• _Direction_
Return the lines where the word "High" occurs.

• _The data_
____________________
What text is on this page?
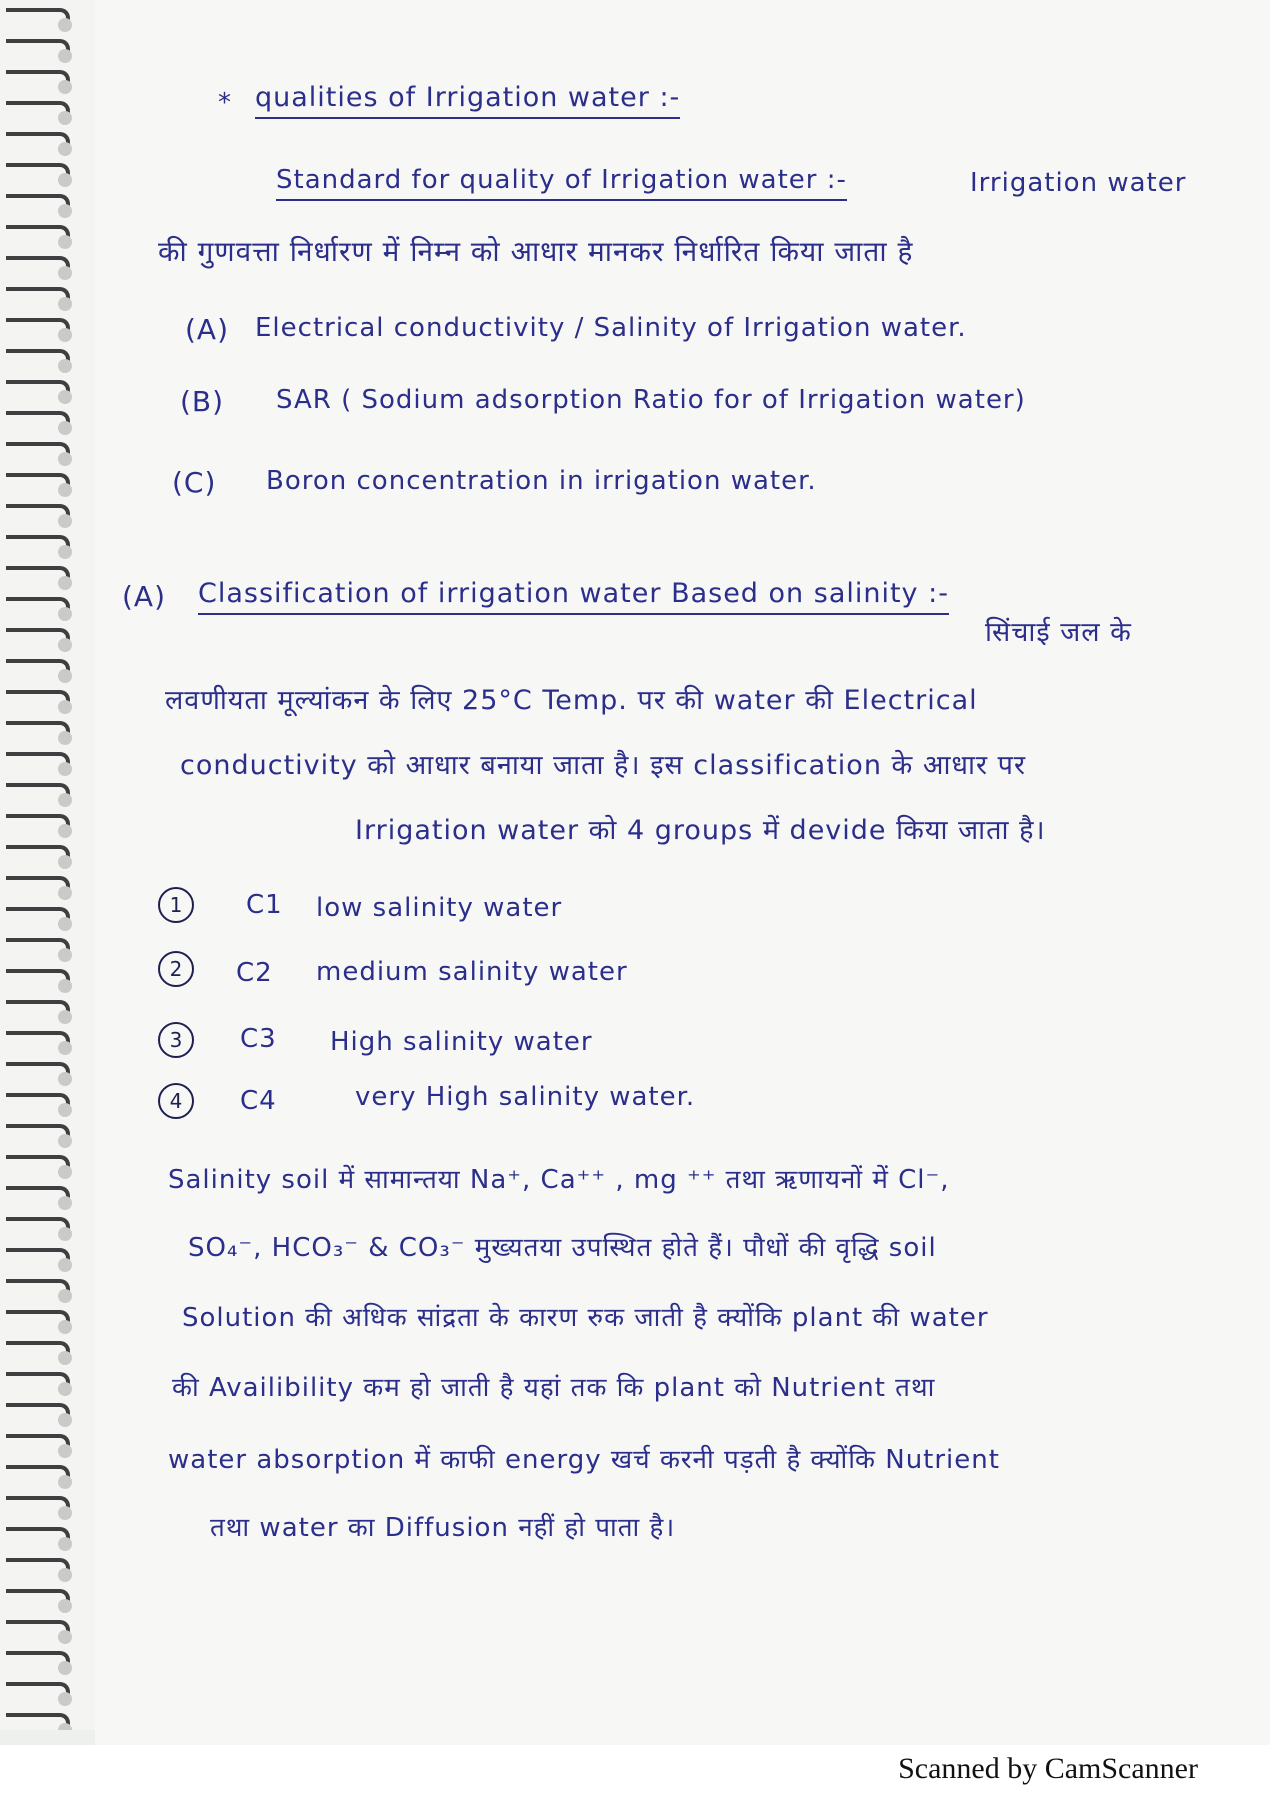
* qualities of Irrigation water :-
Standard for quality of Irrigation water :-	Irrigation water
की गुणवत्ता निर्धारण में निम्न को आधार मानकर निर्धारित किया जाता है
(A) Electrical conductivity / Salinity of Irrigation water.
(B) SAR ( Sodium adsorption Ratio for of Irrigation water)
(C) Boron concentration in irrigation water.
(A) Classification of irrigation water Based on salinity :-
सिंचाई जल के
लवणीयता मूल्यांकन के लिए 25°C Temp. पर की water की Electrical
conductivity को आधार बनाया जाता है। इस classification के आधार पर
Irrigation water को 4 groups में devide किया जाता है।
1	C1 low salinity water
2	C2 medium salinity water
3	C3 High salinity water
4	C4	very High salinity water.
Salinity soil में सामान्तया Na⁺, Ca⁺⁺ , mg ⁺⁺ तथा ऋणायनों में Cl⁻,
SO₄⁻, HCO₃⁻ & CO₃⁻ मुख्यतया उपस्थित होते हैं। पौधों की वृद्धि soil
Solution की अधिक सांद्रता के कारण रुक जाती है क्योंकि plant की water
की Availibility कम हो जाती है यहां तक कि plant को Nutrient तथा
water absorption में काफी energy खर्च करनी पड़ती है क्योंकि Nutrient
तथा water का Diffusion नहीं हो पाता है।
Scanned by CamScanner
____________________
• _The result_
3	C3 High salinity water
4	C4	very High salinity water.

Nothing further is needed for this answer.